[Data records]

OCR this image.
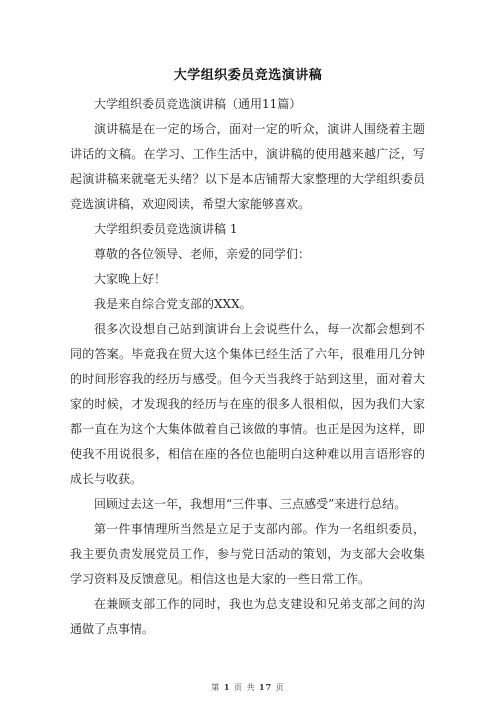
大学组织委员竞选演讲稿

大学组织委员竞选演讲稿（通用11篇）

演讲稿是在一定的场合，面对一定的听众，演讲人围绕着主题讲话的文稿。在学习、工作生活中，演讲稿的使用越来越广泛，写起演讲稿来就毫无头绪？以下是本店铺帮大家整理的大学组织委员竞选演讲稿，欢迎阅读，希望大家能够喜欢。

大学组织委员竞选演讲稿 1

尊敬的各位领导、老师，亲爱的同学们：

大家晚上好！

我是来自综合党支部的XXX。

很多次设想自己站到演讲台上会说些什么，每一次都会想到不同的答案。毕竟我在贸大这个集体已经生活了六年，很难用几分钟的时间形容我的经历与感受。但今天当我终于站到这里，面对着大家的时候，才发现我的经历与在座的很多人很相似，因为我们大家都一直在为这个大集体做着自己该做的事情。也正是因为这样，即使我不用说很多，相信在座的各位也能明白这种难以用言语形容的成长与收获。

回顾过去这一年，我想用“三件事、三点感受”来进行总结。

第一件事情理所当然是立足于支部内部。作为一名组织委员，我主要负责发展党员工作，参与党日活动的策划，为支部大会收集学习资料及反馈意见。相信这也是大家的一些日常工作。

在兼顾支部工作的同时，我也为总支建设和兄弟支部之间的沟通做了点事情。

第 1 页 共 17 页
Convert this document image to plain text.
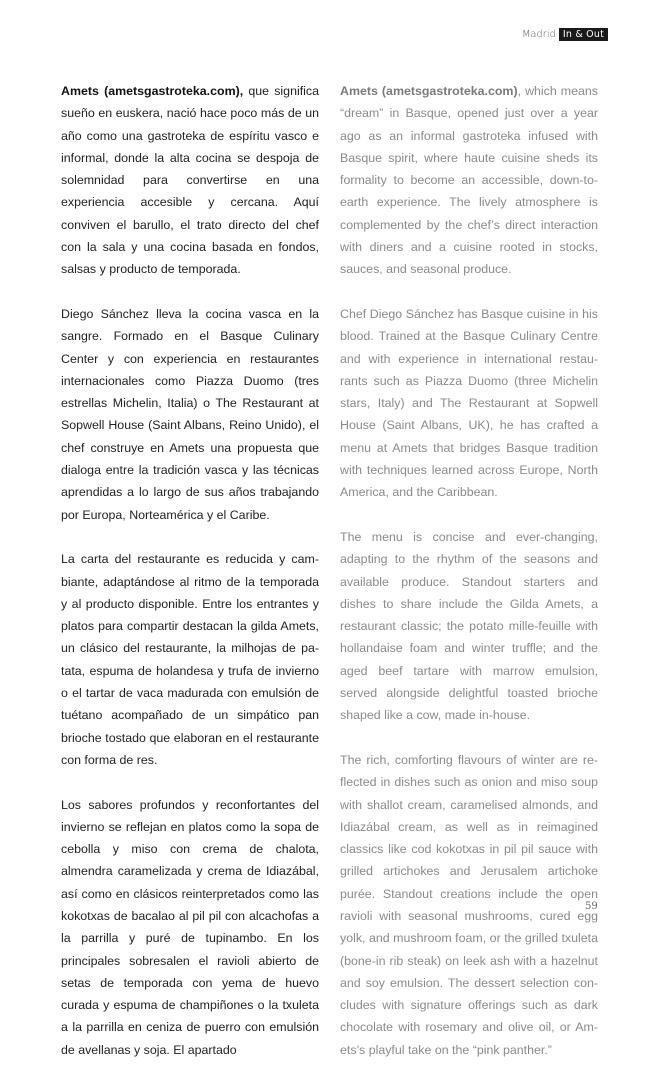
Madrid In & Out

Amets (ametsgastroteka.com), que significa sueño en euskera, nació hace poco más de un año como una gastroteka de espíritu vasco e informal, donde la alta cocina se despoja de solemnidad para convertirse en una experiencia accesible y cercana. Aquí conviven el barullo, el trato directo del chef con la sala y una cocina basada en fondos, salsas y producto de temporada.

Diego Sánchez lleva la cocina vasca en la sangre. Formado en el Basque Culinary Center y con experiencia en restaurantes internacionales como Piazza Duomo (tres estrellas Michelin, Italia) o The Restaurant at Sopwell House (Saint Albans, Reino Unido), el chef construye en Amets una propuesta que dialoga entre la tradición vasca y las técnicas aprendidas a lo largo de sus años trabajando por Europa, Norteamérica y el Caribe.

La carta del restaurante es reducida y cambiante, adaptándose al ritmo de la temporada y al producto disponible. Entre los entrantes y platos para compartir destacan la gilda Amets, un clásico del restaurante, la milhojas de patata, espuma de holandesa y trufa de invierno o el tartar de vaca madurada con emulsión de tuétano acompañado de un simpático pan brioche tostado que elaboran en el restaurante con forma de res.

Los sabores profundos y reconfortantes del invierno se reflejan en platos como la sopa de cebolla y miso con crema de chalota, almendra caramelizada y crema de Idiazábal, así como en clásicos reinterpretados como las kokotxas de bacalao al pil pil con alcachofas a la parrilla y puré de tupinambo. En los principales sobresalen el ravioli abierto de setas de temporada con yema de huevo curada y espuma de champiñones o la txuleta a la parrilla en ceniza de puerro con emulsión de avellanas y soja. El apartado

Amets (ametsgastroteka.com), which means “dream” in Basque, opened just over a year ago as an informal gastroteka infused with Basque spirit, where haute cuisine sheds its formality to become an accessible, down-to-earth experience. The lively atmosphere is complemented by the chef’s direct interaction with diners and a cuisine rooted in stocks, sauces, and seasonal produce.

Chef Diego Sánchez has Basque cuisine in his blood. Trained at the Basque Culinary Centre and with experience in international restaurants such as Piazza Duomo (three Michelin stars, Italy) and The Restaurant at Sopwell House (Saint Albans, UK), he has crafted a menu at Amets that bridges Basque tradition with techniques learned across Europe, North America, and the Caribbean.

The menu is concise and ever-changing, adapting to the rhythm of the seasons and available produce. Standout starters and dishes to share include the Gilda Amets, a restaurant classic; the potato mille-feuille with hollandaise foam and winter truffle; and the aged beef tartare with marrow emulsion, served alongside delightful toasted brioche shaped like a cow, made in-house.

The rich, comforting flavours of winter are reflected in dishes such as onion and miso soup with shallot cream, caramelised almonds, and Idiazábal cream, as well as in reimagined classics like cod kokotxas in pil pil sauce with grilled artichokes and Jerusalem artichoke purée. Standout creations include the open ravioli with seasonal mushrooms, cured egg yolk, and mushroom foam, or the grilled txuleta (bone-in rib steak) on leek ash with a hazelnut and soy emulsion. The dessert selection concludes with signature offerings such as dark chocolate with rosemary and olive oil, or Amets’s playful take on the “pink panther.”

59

_Given instruction_: Copy each line above containing the string "this".

_Reply to the task_:
OCR this image.
Convert this document image to plain text.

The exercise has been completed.